>> begin

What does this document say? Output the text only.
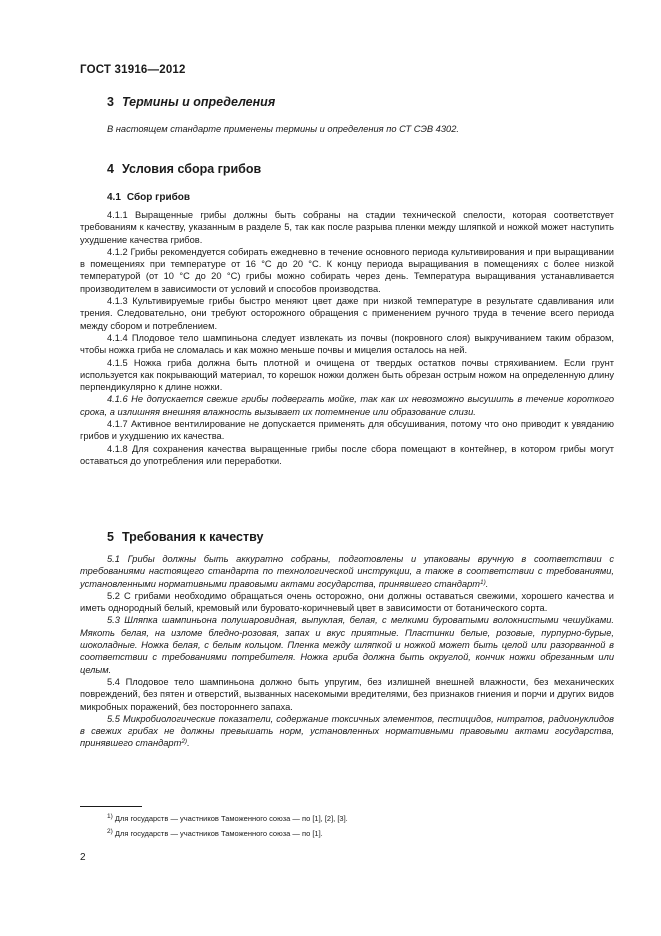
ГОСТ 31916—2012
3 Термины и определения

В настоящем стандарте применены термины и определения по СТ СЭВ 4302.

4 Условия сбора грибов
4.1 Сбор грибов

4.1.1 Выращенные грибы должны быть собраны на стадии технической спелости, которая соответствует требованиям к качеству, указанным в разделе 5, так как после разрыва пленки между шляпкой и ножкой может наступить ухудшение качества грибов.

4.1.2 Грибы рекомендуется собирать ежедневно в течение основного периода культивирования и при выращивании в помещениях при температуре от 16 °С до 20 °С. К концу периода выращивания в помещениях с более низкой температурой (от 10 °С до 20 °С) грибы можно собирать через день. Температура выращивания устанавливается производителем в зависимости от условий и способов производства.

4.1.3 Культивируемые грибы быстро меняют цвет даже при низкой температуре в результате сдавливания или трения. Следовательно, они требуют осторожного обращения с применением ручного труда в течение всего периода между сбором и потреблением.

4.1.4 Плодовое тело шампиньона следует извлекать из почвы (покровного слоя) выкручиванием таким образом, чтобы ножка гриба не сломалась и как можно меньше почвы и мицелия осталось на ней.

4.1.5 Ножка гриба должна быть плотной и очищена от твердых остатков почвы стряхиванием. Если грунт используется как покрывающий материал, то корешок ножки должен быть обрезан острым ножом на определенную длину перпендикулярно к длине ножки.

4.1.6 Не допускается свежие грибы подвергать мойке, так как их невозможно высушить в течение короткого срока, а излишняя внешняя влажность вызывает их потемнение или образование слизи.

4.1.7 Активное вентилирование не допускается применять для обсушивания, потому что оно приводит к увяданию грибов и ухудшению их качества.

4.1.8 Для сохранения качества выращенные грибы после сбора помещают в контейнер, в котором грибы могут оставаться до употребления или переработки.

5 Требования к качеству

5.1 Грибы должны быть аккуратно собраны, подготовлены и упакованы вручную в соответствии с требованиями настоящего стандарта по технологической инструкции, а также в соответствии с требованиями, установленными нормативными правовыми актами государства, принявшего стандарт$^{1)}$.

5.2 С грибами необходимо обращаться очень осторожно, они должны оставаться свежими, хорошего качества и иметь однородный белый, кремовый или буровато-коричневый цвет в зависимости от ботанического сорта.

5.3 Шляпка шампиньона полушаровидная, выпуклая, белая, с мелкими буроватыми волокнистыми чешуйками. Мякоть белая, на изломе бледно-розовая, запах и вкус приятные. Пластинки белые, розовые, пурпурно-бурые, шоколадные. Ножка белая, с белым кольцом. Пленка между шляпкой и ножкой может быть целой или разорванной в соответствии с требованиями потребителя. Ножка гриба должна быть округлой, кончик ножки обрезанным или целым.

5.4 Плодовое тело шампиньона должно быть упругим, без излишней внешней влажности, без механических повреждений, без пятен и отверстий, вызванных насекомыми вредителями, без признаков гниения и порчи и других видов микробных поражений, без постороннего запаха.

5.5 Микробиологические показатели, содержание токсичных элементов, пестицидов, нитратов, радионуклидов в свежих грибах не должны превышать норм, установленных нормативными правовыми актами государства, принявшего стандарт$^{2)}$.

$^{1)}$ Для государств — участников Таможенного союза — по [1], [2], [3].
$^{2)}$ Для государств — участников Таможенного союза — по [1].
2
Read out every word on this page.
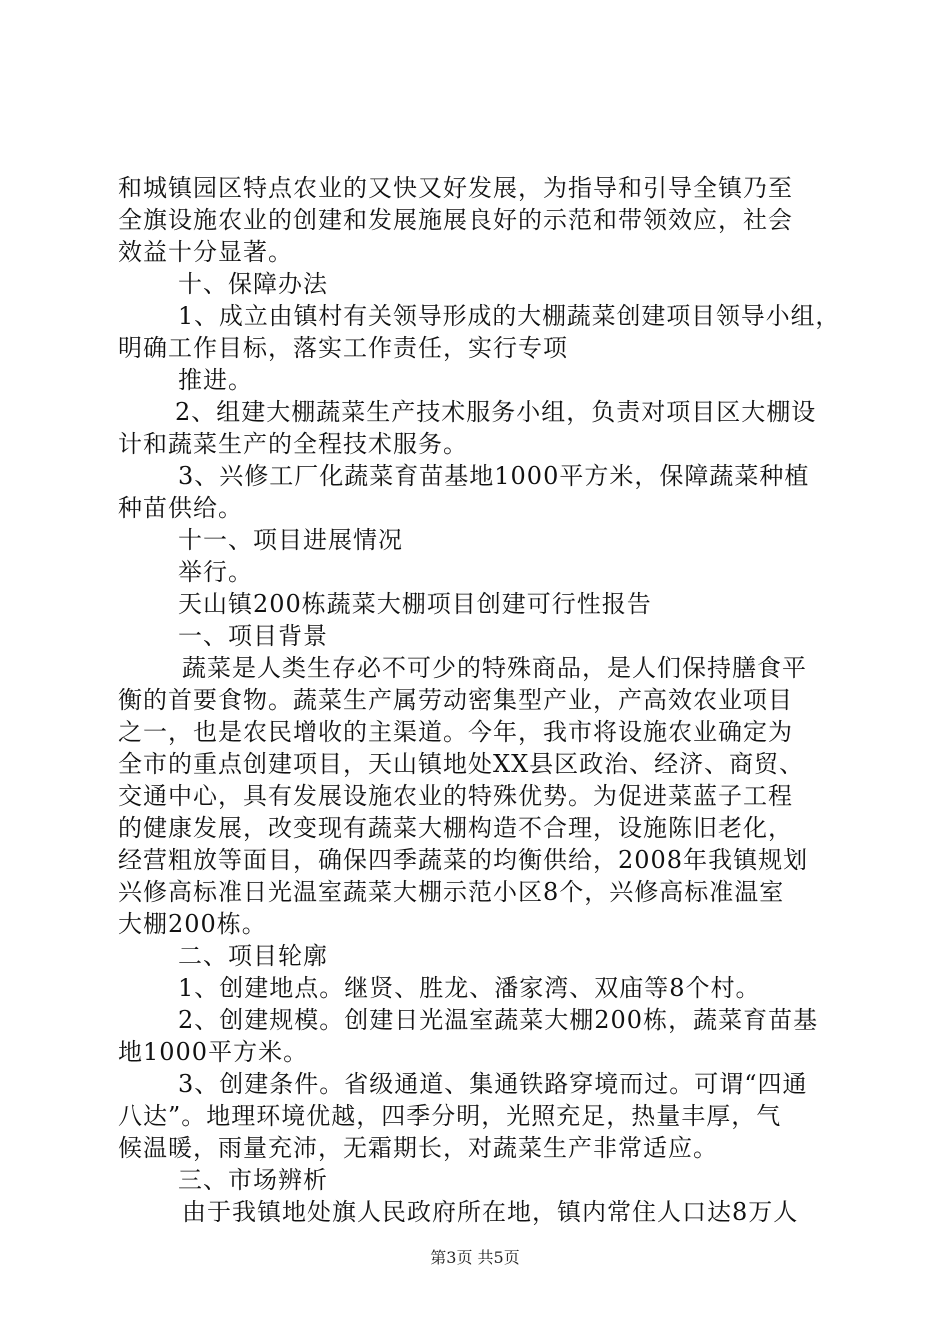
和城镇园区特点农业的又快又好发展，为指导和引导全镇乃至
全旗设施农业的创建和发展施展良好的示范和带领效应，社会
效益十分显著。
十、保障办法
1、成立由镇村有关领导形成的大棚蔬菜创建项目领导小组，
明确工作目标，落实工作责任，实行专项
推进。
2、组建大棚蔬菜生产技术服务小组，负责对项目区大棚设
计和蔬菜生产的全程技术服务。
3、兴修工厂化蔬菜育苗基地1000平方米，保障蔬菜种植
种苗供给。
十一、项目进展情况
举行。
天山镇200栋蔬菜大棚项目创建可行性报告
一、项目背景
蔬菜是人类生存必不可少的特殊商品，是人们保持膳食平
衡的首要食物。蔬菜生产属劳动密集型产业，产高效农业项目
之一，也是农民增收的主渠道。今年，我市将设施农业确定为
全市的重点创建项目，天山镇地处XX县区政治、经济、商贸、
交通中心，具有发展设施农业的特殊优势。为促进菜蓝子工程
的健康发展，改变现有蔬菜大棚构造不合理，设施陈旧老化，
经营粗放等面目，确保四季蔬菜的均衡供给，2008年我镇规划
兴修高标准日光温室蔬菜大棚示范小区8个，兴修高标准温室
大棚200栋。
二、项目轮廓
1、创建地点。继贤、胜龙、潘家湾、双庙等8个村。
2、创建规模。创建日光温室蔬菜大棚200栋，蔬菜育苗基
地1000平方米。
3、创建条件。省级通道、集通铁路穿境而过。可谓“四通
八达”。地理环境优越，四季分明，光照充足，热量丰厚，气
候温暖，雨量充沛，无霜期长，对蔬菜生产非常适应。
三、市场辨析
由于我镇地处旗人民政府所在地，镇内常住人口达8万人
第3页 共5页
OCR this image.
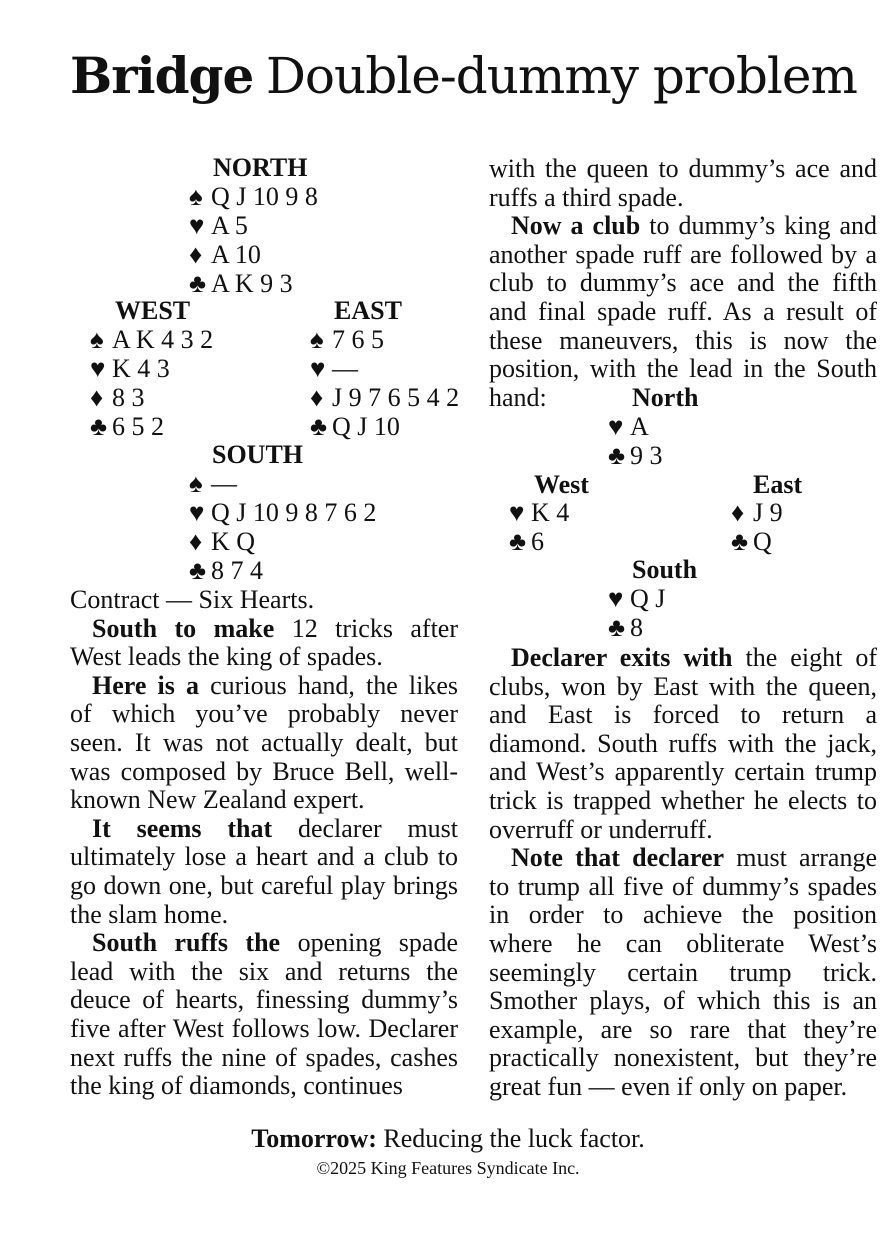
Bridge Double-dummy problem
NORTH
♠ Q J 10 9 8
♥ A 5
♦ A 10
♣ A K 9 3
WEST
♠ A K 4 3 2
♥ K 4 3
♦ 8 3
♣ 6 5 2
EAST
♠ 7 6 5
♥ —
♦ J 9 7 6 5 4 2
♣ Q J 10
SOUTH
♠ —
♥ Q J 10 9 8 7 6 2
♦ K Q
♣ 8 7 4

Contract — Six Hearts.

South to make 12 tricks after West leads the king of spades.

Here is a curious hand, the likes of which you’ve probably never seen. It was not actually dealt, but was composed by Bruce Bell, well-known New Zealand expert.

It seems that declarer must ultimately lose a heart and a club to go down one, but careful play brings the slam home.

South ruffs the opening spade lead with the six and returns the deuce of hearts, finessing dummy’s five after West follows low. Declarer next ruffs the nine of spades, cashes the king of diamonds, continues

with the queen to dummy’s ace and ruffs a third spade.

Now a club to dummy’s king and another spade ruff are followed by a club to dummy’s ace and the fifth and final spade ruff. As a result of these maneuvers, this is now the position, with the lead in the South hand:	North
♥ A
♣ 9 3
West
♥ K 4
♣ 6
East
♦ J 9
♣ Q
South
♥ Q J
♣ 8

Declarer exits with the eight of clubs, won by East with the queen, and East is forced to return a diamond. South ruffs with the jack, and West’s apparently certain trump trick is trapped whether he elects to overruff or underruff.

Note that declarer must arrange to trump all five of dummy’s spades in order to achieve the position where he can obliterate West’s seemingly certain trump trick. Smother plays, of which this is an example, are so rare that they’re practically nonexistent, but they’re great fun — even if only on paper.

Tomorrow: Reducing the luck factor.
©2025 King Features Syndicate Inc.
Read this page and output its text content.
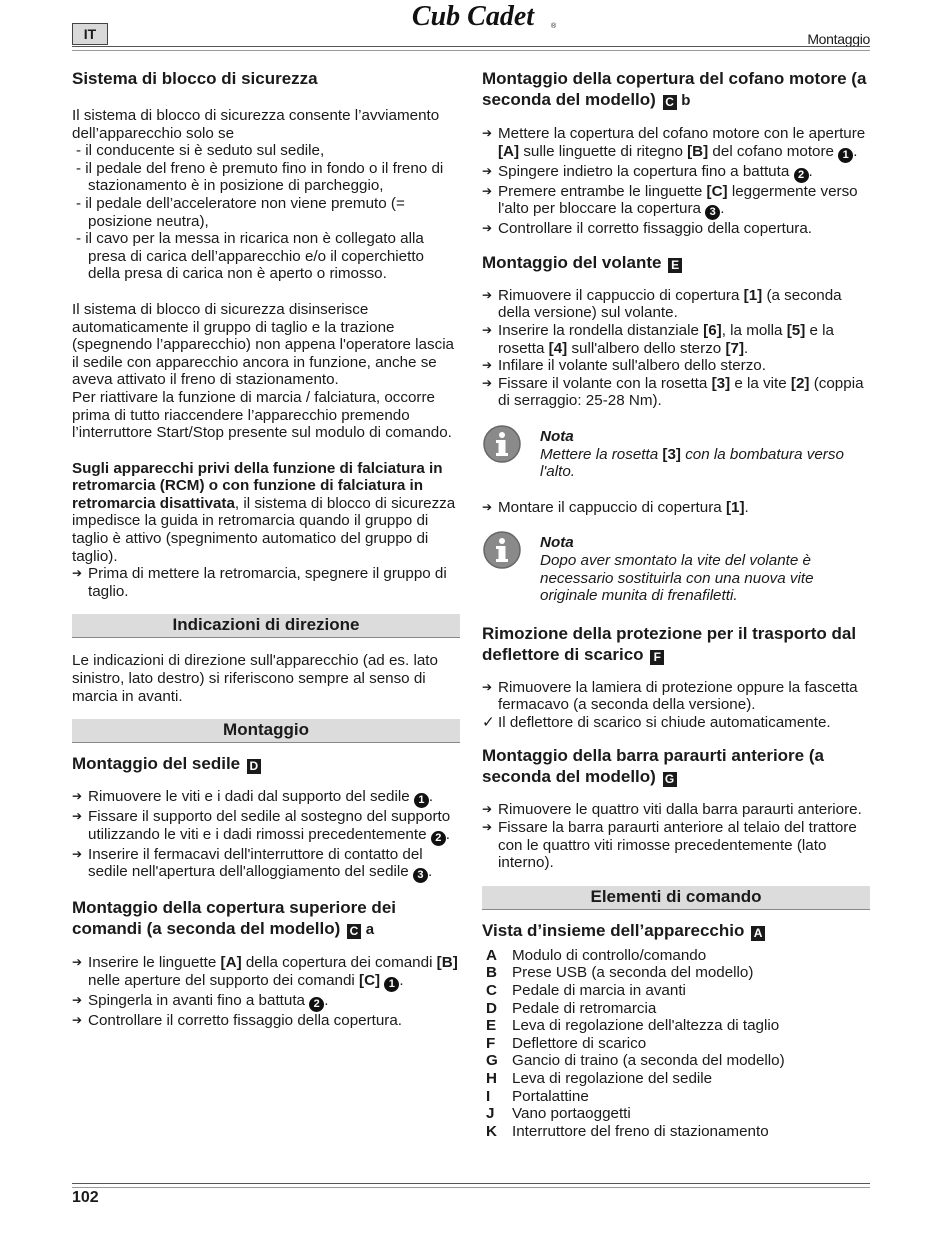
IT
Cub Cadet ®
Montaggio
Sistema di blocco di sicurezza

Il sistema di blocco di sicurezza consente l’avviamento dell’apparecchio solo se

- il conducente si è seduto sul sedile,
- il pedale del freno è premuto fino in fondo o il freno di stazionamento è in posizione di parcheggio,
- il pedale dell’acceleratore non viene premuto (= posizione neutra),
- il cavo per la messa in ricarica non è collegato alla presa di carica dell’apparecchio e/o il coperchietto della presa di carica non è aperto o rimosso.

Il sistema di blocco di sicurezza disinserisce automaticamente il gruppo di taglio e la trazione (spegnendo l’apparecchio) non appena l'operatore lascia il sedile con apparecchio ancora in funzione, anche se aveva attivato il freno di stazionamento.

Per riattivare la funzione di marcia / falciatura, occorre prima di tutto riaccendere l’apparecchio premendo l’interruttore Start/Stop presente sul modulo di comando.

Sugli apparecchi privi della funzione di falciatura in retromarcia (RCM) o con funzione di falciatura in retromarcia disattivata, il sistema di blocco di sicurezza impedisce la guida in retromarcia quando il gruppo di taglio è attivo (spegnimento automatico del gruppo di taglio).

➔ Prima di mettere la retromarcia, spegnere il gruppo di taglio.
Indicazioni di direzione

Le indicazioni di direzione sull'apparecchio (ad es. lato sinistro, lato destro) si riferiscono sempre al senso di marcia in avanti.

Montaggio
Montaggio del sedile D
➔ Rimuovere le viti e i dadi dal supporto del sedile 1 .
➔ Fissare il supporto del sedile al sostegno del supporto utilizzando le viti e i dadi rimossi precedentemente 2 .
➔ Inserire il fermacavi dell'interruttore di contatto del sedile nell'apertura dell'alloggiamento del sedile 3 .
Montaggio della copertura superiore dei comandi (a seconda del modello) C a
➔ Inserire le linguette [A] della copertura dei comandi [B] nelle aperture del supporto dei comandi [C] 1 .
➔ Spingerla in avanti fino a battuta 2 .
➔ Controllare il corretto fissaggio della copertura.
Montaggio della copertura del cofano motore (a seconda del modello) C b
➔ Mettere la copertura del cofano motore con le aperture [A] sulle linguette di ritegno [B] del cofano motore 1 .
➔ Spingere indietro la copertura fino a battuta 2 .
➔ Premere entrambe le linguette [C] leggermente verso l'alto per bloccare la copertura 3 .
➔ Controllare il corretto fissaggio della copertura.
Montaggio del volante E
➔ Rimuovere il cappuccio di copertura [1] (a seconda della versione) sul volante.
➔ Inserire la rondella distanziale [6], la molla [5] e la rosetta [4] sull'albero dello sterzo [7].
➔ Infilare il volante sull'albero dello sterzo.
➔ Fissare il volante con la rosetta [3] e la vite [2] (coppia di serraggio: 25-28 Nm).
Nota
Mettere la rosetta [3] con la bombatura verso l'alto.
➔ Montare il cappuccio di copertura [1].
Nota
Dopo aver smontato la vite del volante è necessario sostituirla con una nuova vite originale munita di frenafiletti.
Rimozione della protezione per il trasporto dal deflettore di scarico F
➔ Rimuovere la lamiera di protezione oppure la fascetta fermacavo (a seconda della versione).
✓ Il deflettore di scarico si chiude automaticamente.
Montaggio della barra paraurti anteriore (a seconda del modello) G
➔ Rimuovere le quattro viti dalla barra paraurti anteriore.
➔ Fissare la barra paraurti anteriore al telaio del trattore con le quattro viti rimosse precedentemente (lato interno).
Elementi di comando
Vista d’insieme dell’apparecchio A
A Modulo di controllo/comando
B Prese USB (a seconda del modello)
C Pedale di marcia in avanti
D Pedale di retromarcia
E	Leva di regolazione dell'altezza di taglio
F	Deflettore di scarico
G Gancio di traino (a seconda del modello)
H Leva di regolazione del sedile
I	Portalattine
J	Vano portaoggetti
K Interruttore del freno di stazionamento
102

>> end

AIM OF THE TASK: Copy every line of the listing containing the string "Leva".

EXERCISE SOLUTION:
E	Leva di regolazione dell'altezza di taglio
H Leva di regolazione del sedile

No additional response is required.